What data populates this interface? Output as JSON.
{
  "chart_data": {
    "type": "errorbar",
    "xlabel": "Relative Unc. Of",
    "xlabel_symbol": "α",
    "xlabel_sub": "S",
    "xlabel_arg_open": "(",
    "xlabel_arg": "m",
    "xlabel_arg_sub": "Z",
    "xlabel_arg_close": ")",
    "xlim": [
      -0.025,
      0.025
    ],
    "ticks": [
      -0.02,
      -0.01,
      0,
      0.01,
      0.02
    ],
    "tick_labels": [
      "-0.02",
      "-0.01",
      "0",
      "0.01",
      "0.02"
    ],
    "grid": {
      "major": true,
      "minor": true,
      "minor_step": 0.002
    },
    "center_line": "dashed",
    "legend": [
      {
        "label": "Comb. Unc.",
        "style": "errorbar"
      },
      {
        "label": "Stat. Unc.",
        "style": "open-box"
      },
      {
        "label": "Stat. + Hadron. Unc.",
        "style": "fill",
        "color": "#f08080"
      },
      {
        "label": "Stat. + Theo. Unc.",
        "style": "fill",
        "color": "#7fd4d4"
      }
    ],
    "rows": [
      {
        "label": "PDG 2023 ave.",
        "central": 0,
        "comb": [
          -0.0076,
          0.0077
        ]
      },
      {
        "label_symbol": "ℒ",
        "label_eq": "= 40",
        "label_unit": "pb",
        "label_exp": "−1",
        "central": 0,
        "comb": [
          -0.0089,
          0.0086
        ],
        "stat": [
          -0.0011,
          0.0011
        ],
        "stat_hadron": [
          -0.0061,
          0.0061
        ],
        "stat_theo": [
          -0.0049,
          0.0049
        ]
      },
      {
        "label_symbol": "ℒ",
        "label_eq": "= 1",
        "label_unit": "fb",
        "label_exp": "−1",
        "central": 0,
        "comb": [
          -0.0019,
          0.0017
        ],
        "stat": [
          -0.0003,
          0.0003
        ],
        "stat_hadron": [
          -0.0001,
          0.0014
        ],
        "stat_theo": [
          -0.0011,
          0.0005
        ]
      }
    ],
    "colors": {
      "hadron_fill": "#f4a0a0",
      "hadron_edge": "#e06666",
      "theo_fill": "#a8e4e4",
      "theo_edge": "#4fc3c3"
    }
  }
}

§ Direction
Each line of the listing above should be output exactly.

§ Result of this task
What data populates this interface? Output as JSON.
{
  "chart_data": {
    "type": "errorbar",
    "xlabel": "Relative Unc. Of",
    "xlabel_symbol": "α",
    "xlabel_sub": "S",
    "xlabel_arg_open": "(",
    "xlabel_arg": "m",
    "xlabel_arg_sub": "Z",
    "xlabel_arg_close": ")",
    "xlim": [
      -0.025,
      0.025
    ],
    "ticks": [
      -0.02,
      -0.01,
      0,
      0.01,
      0.02
    ],
    "tick_labels": [
      "-0.02",
      "-0.01",
      "0",
      "0.01",
      "0.02"
    ],
    "grid": {
      "major": true,
      "minor": true,
      "minor_step": 0.002
    },
    "center_line": "dashed",
    "legend": [
      {
        "label": "Comb. Unc.",
        "style": "errorbar"
      },
      {
        "label": "Stat. Unc.",
        "style": "open-box"
      },
      {
        "label": "Stat. + Hadron. Unc.",
        "style": "fill",
        "color": "#f08080"
      },
      {
        "label": "Stat. + Theo. Unc.",
        "style": "fill",
        "color": "#7fd4d4"
      }
    ],
    "rows": [
      {
        "label": "PDG 2023 ave.",
        "central": 0,
        "comb": [
          -0.0076,
          0.0077
        ]
      },
      {
        "label_symbol": "ℒ",
        "label_eq": "= 40",
        "label_unit": "pb",
        "label_exp": "−1",
        "central": 0,
        "comb": [
          -0.0089,
          0.0086
        ],
        "stat": [
          -0.0011,
          0.0011
        ],
        "stat_hadron": [
          -0.0061,
          0.0061
        ],
        "stat_theo": [
          -0.0049,
          0.0049
        ]
      },
      {
        "label_symbol": "ℒ",
        "label_eq": "= 1",
        "label_unit": "fb",
        "label_exp": "−1",
        "central": 0,
        "comb": [
          -0.0019,
          0.0017
        ],
        "stat": [
          -0.0003,
          0.0003
        ],
        "stat_hadron": [
          -0.0001,
          0.0014
        ],
        "stat_theo": [
          -0.0011,
          0.0005
        ]
      }
    ],
    "colors": {
      "hadron_fill": "#f4a0a0",
      "hadron_edge": "#e06666",
      "theo_fill": "#a8e4e4",
      "theo_edge": "#4fc3c3"
    }
  }
}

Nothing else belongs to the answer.